I regret joining a local singles club.
It was the worst collection of records I've ever seen.
My dodgy mate is charging people to see his trench, sand bags and gun turrets.
I think its a front.
I'm paranoid about people looking at me, so I always use the lift.
I can't handle the stairs.
What do you get when you mix acid and alcohol?
A mol ester
BBC SPORT: Real trio ruled out of Spurs game
So they're going to field a fake trio instead?
Someone gave me a 24 hour clock once...
It made my day.
I think I might've gone a bit overboard with the vinegar on my chips last night.
The casino owner didn't seem too happy.
I just got a job promotion to restaurant manager.
I've been waiting for ages to get that job.
There's been talk at the circus of making our extreme knife throwing act redundant.
I'm currently facing the axe.
As a paedophile and a trainspotter, imagine my disappointment last night when I finally got the chance to watch Babestation.
If your cow is better than everyone else's
Don't milk it.
I had to cancel a wheelchair race today.
There weren't enough non-runners.
I wonder what the definition of "curiosity" is...
I've just spent two hours watching a D.V.D.
I really need to get a D.V.D player.
I've been meaning to pay my Gas and Electricity bill.
But I just don't have the energy.
Sweet and sour pork
It's just another name for good cop bad cop.
When push comes to push, I will buy a thesaurus
I got arrested in Palestine yesterday after walking into a Muslim woman's house and asking her to give me a great handjob like it said on the sign outside.
On reflection, I may have misread the words "West Bank"
I've just got back from Australia... whilst I was there I learned some Aborigine words like 'Boo' - which means to return.....because when you throw an ordinary meringue......
My son drew a 'D' around his mouth with a marker.
I said to him, "You'd better wipe that smile off your face!"
I now have a four poster bed to myself.
Well, to be honest, my wife's kicked me out and I'm sleeping on the local football pitch.
Proof, if ever it were needed, that consent is overrated.
Bomb VS. Bomb Technician;
One is always disarmed.
I refuse to work in a coal mine...
It's beneath me.
Comic Sans walks into a bar.
Bartender says: "We don't serve your type."

Given data:
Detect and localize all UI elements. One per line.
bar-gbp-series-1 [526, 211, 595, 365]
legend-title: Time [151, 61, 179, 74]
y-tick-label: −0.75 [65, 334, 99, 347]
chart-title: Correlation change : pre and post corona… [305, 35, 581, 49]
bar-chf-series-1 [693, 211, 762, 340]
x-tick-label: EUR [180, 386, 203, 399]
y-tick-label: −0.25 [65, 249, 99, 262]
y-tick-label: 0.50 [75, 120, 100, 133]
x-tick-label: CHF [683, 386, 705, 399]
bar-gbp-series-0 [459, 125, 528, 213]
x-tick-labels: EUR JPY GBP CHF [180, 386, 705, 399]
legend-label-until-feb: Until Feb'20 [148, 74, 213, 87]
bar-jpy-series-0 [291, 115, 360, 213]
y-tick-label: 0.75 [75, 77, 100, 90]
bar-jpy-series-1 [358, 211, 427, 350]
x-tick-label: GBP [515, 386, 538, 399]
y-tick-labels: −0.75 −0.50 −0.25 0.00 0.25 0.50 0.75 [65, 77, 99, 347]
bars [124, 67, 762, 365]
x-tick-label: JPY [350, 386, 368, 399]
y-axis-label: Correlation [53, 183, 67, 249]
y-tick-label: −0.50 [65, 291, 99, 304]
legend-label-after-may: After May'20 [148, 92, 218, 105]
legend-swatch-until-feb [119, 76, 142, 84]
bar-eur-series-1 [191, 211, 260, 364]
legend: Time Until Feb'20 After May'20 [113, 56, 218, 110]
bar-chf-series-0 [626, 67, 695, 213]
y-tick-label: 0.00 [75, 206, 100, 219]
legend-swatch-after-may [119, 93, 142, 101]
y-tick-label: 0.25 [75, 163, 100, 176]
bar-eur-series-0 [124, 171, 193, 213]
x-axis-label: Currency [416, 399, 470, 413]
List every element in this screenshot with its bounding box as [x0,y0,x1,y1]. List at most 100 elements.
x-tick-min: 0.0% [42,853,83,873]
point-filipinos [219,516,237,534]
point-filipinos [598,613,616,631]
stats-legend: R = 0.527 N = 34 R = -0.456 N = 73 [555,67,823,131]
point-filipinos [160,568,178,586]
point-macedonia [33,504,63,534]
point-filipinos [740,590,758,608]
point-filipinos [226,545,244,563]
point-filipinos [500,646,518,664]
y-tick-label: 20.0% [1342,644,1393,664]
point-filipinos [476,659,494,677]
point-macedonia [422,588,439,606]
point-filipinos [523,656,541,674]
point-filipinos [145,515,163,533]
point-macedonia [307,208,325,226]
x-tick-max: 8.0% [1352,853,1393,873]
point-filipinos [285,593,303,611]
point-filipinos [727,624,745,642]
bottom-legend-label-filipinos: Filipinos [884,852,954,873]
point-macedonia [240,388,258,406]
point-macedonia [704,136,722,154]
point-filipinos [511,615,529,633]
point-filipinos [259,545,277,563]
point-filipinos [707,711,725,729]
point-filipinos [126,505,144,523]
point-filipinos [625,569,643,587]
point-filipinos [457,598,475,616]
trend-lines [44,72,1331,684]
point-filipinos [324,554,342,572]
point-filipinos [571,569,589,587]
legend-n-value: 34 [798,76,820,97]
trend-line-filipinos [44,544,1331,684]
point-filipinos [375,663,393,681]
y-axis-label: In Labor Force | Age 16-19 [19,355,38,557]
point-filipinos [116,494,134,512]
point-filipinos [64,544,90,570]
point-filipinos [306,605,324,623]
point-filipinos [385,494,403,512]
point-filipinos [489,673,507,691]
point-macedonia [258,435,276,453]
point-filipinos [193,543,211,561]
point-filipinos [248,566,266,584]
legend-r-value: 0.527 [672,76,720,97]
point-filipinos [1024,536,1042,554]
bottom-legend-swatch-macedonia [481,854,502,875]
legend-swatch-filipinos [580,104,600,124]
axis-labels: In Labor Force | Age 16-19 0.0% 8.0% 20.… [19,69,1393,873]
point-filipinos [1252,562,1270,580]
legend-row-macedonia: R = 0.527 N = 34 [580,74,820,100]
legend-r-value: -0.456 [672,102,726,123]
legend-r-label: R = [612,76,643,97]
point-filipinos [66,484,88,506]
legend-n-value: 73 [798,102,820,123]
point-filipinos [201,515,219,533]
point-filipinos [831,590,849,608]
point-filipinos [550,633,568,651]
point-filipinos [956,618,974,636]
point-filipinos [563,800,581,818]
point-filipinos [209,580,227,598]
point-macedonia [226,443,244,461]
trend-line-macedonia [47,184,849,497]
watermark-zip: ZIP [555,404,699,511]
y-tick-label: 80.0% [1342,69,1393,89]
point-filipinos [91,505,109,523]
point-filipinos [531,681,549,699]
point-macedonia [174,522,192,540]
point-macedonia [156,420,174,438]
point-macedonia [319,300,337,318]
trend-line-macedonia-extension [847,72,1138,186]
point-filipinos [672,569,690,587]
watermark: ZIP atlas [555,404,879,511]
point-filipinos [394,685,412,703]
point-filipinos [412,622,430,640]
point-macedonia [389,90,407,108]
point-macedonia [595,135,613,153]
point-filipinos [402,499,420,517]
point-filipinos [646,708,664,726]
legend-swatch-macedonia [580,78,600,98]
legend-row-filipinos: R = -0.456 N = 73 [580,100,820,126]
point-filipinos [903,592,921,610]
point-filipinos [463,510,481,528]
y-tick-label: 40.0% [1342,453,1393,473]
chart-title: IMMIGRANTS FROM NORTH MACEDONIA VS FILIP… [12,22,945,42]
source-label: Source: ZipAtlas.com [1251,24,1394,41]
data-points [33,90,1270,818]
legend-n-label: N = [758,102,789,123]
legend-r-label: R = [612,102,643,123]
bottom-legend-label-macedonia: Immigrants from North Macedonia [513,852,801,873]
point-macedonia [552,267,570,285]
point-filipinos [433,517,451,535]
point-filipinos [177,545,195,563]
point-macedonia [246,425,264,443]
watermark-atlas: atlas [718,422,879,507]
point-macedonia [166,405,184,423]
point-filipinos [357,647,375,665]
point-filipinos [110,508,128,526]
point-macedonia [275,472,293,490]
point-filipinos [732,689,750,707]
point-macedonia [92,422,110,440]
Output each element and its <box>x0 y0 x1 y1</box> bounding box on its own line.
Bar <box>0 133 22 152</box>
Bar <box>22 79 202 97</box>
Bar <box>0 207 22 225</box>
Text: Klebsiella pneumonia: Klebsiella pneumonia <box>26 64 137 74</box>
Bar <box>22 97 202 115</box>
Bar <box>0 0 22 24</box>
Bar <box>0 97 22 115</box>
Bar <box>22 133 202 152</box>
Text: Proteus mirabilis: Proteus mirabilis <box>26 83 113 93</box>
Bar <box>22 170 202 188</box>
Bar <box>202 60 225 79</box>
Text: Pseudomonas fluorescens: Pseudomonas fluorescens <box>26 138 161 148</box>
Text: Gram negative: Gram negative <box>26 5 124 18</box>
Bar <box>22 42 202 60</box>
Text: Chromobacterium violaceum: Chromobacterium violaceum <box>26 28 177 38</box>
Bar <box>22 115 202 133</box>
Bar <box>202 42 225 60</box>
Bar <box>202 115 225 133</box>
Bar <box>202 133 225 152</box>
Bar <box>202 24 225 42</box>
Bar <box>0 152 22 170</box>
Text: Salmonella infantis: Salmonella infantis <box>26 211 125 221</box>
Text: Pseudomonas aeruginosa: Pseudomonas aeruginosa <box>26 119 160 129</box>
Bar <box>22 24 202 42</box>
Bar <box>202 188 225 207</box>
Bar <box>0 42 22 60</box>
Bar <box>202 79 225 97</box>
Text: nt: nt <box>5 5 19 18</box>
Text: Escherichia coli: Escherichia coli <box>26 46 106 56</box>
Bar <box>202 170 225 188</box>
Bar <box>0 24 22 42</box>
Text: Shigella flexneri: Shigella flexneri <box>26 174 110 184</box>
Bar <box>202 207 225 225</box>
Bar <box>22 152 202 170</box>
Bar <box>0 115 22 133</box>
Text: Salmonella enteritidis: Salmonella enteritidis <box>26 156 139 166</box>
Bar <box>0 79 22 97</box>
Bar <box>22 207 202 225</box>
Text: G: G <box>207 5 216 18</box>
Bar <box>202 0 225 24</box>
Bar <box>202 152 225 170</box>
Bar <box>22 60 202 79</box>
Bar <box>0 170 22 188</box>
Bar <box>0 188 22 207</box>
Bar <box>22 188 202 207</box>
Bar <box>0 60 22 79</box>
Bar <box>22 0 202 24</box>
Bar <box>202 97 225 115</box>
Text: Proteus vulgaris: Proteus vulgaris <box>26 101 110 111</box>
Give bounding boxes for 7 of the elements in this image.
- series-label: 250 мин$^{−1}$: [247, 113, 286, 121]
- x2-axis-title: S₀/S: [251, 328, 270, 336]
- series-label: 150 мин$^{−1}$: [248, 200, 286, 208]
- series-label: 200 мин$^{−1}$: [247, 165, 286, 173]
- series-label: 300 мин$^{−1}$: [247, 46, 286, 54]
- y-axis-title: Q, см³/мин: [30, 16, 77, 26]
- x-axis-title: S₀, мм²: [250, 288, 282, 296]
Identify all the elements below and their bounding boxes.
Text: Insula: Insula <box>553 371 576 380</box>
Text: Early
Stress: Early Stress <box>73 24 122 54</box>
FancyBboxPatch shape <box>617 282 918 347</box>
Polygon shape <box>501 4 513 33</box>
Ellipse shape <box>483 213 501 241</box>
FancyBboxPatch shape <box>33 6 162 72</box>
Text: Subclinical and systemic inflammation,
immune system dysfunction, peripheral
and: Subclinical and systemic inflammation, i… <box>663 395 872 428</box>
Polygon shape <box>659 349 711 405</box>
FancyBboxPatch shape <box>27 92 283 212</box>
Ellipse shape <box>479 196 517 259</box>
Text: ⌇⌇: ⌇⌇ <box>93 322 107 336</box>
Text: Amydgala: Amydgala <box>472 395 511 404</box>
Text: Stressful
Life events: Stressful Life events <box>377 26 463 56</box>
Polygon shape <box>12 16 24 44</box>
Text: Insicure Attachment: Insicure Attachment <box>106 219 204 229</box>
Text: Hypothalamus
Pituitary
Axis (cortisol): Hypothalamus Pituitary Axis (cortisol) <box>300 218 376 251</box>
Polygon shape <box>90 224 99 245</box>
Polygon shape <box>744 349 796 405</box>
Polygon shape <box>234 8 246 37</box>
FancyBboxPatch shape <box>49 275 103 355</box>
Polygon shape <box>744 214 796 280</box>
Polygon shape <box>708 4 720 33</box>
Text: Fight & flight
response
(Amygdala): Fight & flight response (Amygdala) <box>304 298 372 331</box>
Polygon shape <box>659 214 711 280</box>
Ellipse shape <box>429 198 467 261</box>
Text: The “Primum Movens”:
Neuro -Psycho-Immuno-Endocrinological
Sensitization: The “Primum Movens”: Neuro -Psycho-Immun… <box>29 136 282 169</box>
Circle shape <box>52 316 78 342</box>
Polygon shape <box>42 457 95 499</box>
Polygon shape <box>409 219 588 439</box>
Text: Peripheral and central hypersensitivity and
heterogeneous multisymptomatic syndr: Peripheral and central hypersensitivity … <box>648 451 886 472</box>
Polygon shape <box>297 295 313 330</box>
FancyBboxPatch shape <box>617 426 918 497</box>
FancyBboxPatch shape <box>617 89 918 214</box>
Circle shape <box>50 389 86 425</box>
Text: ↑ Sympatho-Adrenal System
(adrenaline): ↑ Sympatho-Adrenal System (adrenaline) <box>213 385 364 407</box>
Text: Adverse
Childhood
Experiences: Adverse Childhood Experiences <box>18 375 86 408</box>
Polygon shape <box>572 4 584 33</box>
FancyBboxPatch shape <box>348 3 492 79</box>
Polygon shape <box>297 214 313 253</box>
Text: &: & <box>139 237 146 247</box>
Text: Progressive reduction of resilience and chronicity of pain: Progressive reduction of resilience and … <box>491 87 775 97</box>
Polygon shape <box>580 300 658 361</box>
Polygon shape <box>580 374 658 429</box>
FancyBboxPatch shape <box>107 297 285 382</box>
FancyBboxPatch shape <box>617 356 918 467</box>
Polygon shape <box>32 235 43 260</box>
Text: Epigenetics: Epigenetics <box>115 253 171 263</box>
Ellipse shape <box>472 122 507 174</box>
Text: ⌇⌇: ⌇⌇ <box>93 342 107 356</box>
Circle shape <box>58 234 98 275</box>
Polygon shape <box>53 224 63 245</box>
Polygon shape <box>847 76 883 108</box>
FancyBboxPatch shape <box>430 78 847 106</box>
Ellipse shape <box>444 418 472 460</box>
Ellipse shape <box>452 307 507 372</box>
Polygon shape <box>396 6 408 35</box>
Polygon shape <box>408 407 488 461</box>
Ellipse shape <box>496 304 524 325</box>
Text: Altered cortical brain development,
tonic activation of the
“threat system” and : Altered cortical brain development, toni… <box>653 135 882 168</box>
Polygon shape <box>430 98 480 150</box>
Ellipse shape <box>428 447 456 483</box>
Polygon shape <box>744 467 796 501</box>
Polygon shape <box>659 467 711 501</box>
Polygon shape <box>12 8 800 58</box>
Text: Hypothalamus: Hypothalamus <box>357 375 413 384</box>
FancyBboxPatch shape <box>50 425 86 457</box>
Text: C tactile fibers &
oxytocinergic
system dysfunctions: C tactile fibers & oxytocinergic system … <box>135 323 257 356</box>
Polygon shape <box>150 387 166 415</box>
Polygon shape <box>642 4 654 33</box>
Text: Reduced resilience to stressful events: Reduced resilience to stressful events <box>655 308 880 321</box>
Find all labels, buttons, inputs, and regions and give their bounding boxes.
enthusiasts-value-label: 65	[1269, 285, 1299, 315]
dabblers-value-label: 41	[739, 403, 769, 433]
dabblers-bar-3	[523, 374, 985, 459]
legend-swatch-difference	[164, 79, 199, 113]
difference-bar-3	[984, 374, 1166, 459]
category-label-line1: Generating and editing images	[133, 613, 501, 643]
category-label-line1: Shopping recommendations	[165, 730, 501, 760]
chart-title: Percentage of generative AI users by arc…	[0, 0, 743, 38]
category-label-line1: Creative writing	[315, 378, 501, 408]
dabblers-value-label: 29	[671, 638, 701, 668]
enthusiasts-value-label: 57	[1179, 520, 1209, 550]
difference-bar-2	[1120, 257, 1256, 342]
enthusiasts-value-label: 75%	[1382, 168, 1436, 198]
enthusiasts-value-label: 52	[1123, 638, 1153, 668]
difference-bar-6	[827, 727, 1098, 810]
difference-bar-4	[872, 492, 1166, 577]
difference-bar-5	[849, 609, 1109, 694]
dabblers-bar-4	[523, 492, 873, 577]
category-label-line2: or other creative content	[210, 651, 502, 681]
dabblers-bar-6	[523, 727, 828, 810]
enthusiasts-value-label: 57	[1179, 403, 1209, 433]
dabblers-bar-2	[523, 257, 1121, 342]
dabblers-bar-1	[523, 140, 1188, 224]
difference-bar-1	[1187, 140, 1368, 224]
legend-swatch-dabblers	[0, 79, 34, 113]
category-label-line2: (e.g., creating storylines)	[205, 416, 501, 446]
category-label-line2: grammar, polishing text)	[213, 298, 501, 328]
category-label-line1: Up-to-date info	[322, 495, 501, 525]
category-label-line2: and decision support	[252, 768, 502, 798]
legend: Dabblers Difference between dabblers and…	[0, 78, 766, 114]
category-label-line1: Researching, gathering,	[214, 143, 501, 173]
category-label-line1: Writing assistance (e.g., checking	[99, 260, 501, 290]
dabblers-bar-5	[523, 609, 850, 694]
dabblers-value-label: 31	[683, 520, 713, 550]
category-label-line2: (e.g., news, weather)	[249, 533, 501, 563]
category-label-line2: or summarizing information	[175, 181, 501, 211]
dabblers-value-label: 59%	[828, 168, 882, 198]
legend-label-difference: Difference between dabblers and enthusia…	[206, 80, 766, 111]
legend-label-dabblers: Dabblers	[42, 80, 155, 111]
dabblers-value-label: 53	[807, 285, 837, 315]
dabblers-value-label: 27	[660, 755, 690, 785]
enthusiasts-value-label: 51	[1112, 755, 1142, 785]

Instructions for the task:
In the jokes above, how long does the speaker say they spent watching a D.V.D?

Solved exercise:
Two hours.